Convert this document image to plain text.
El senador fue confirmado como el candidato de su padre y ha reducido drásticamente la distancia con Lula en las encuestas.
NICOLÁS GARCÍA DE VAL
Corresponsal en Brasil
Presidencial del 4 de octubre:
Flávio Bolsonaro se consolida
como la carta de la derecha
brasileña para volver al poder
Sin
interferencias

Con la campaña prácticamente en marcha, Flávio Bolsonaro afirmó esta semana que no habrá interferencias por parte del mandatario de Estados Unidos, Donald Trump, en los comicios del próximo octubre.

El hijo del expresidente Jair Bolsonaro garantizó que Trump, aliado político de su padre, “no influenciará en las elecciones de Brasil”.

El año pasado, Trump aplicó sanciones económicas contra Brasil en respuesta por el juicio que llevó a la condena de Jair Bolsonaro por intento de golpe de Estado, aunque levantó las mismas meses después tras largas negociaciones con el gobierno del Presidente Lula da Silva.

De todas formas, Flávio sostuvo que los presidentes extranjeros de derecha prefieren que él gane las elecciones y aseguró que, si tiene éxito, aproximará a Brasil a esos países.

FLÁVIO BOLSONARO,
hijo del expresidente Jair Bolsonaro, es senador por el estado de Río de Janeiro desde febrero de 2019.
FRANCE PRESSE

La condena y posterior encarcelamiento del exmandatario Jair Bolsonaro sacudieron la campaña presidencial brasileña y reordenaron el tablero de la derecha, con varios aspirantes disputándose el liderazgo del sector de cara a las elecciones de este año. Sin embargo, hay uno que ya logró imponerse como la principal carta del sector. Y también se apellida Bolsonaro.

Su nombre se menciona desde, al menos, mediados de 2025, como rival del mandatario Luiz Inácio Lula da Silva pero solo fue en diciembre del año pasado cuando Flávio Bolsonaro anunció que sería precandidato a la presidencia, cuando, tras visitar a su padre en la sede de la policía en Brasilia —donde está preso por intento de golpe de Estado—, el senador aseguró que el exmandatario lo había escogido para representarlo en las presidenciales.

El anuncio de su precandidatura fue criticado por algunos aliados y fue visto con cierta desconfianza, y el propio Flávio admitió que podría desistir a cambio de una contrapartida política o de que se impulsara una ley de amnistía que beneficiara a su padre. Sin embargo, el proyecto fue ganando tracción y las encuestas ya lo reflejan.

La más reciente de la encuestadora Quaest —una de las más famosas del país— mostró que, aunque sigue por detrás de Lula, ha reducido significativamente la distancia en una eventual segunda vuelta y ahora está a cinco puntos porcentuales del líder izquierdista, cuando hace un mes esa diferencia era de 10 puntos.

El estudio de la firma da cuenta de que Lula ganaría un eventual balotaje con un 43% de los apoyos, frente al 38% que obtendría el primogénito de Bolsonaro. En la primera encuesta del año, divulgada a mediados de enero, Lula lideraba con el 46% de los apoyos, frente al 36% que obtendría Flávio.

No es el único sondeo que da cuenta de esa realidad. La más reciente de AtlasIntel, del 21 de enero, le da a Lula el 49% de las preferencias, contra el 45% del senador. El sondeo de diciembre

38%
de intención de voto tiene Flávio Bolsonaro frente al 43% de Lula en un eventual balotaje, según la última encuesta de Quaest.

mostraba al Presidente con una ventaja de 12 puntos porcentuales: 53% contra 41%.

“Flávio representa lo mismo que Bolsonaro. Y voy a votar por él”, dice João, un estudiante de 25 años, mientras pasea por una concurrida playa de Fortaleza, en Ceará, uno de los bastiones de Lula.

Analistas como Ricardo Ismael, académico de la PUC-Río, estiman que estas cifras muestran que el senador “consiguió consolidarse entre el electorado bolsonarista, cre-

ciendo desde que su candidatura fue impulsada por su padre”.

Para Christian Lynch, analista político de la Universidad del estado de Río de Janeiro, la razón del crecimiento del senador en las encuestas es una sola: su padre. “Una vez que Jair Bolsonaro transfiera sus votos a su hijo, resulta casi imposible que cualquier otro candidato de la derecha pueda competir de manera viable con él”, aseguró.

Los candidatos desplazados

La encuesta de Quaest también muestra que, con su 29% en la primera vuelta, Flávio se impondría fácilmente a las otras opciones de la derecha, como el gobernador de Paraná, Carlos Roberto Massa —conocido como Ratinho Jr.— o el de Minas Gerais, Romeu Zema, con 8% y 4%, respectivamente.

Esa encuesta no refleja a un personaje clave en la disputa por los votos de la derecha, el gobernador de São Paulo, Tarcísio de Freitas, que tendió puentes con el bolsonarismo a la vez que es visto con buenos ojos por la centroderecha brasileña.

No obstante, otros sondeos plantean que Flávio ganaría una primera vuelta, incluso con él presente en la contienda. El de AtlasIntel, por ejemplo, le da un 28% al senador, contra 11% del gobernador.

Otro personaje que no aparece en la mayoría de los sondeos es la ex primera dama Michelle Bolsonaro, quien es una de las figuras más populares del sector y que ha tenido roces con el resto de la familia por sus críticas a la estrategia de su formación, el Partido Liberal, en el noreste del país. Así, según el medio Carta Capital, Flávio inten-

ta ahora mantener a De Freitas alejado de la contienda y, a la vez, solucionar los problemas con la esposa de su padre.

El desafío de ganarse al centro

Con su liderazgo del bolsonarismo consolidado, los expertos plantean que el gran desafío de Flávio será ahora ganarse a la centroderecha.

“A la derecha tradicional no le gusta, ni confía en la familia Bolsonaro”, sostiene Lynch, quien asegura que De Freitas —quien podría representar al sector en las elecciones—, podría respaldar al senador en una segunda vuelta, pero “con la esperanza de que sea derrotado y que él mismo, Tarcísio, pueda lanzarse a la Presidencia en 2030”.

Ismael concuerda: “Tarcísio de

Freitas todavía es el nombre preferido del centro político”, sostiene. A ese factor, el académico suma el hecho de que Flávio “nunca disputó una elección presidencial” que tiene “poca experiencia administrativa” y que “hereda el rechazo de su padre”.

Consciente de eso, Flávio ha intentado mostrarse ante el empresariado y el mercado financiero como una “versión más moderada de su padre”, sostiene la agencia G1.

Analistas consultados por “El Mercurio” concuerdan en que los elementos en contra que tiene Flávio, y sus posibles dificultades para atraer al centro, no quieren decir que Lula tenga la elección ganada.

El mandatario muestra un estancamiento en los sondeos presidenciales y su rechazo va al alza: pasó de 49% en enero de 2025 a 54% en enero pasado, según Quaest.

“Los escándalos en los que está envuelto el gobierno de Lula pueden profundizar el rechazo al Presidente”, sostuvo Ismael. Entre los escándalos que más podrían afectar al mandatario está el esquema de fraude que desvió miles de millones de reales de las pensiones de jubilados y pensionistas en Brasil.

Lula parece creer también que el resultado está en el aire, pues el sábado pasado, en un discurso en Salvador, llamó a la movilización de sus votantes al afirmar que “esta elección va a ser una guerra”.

━━━━━━

* Problem to work on *
Reproduce all of the data exactly as given.

* Response *
Convert this document image to plain text.
El senador fue confirmado como el candidato de su padre y ha reducido drásticamente la distancia con Lula en las encuestas.
NICOLÁS GARCÍA DE VAL
Corresponsal en Brasil
Presidencial del 4 de octubre:
Flávio Bolsonaro se consolida
como la carta de la derecha
brasileña para volver al poder
Sin
interferencias

Con la campaña prácticamente en marcha, Flávio Bolsonaro afirmó esta semana que no habrá interferencias por parte del mandatario de Estados Unidos, Donald Trump, en los comicios del próximo octubre.

El hijo del expresidente Jair Bolsonaro garantizó que Trump, aliado político de su padre, “no influenciará en las elecciones de Brasil”.

El año pasado, Trump aplicó sanciones económicas contra Brasil en respuesta por el juicio que llevó a la condena de Jair Bolsonaro por intento de golpe de Estado, aunque levantó las mismas meses después tras largas negociaciones con el gobierno del Presidente Lula da Silva.

De todas formas, Flávio sostuvo que los presidentes extranjeros de derecha prefieren que él gane las elecciones y aseguró que, si tiene éxito, aproximará a Brasil a esos países.

FLÁVIO BOLSONARO,
hijo del expresidente Jair Bolsonaro, es senador por el estado de Río de Janeiro desde febrero de 2019.
FRANCE PRESSE

La condena y posterior encarcelamiento del exmandatario Jair Bolsonaro sacudieron la campaña presidencial brasileña y reordenaron el tablero de la derecha, con varios aspirantes disputándose el liderazgo del sector de cara a las elecciones de este año. Sin embargo, hay uno que ya logró imponerse como la principal carta del sector. Y también se apellida Bolsonaro.

Su nombre se menciona desde, al menos, mediados de 2025, como rival del mandatario Luiz Inácio Lula da Silva pero solo fue en diciembre del año pasado cuando Flávio Bolsonaro anunció que sería precandidato a la presidencia, cuando, tras visitar a su padre en la sede de la policía en Brasilia —donde está preso por intento de golpe de Estado—, el senador aseguró que el exmandatario lo había escogido para representarlo en las presidenciales.

El anuncio de su precandidatura fue criticado por algunos aliados y fue visto con cierta desconfianza, y el propio Flávio admitió que podría desistir a cambio de una contrapartida política o de que se impulsara una ley de amnistía que beneficiara a su padre. Sin embargo, el proyecto fue ganando tracción y las encuestas ya lo reflejan.

La más reciente de la encuestadora Quaest —una de las más famosas del país— mostró que, aunque sigue por detrás de Lula, ha reducido significativamente la distancia en una eventual segunda vuelta y ahora está a cinco puntos porcentuales del líder izquierdista, cuando hace un mes esa diferencia era de 10 puntos.

El estudio de la firma da cuenta de que Lula ganaría un eventual balotaje con un 43% de los apoyos, frente al 38% que obtendría el primogénito de Bolsonaro. En la primera encuesta del año, divulgada a mediados de enero, Lula lideraba con el 46% de los apoyos, frente al 36% que obtendría Flávio.

No es el único sondeo que da cuenta de esa realidad. La más reciente de AtlasIntel, del 21 de enero, le da a Lula el 49% de las preferencias, contra el 45% del senador. El sondeo de diciembre

38%
de intención de voto tiene Flávio Bolsonaro frente al 43% de Lula en un eventual balotaje, según la última encuesta de Quaest.

mostraba al Presidente con una ventaja de 12 puntos porcentuales: 53% contra 41%.

“Flávio representa lo mismo que Bolsonaro. Y voy a votar por él”, dice João, un estudiante de 25 años, mientras pasea por una concurrida playa de Fortaleza, en Ceará, uno de los bastiones de Lula.

Analistas como Ricardo Ismael, académico de la PUC-Río, estiman que estas cifras muestran que el senador “consiguió consolidarse entre el electorado bolsonarista, cre-

ciendo desde que su candidatura fue impulsada por su padre”.

Para Christian Lynch, analista político de la Universidad del estado de Río de Janeiro, la razón del crecimiento del senador en las encuestas es una sola: su padre. “Una vez que Jair Bolsonaro transfiera sus votos a su hijo, resulta casi imposible que cualquier otro candidato de la derecha pueda competir de manera viable con él”, aseguró.

Los candidatos desplazados

La encuesta de Quaest también muestra que, con su 29% en la primera vuelta, Flávio se impondría fácilmente a las otras opciones de la derecha, como el gobernador de Paraná, Carlos Roberto Massa —conocido como Ratinho Jr.— o el de Minas Gerais, Romeu Zema, con 8% y 4%, respectivamente.

Esa encuesta no refleja a un personaje clave en la disputa por los votos de la derecha, el gobernador de São Paulo, Tarcísio de Freitas, que tendió puentes con el bolsonarismo a la vez que es visto con buenos ojos por la centroderecha brasileña.

No obstante, otros sondeos plantean que Flávio ganaría una primera vuelta, incluso con él presente en la contienda. El de AtlasIntel, por ejemplo, le da un 28% al senador, contra 11% del gobernador.

Otro personaje que no aparece en la mayoría de los sondeos es la ex primera dama Michelle Bolsonaro, quien es una de las figuras más populares del sector y que ha tenido roces con el resto de la familia por sus críticas a la estrategia de su formación, el Partido Liberal, en el noreste del país. Así, según el medio Carta Capital, Flávio inten-

ta ahora mantener a De Freitas alejado de la contienda y, a la vez, solucionar los problemas con la esposa de su padre.

El desafío de ganarse al centro

Con su liderazgo del bolsonarismo consolidado, los expertos plantean que el gran desafío de Flávio será ahora ganarse a la centroderecha.

“A la derecha tradicional no le gusta, ni confía en la familia Bolsonaro”, sostiene Lynch, quien asegura que De Freitas —quien podría representar al sector en las elecciones—, podría respaldar al senador en una segunda vuelta, pero “con la esperanza de que sea derrotado y que él mismo, Tarcísio, pueda lanzarse a la Presidencia en 2030”.

Ismael concuerda: “Tarcísio de

Freitas todavía es el nombre preferido del centro político”, sostiene. A ese factor, el académico suma el hecho de que Flávio “nunca disputó una elección presidencial” que tiene “poca experiencia administrativa” y que “hereda el rechazo de su padre”.

Consciente de eso, Flávio ha intentado mostrarse ante el empresariado y el mercado financiero como una “versión más moderada de su padre”, sostiene la agencia G1.

Analistas consultados por “El Mercurio” concuerdan en que los elementos en contra que tiene Flávio, y sus posibles dificultades para atraer al centro, no quieren decir que Lula tenga la elección ganada.

El mandatario muestra un estancamiento en los sondeos presidenciales y su rechazo va al alza: pasó de 49% en enero de 2025 a 54% en enero pasado, según Quaest.

“Los escándalos en los que está envuelto el gobierno de Lula pueden profundizar el rechazo al Presidente”, sostuvo Ismael. Entre los escándalos que más podrían afectar al mandatario está el esquema de fraude que desvió miles de millones de reales de las pensiones de jubilados y pensionistas en Brasil.

Lula parece creer también que el resultado está en el aire, pues el sábado pasado, en un discurso en Salvador, llamó a la movilización de sus votantes al afirmar que “esta elección va a ser una guerra”.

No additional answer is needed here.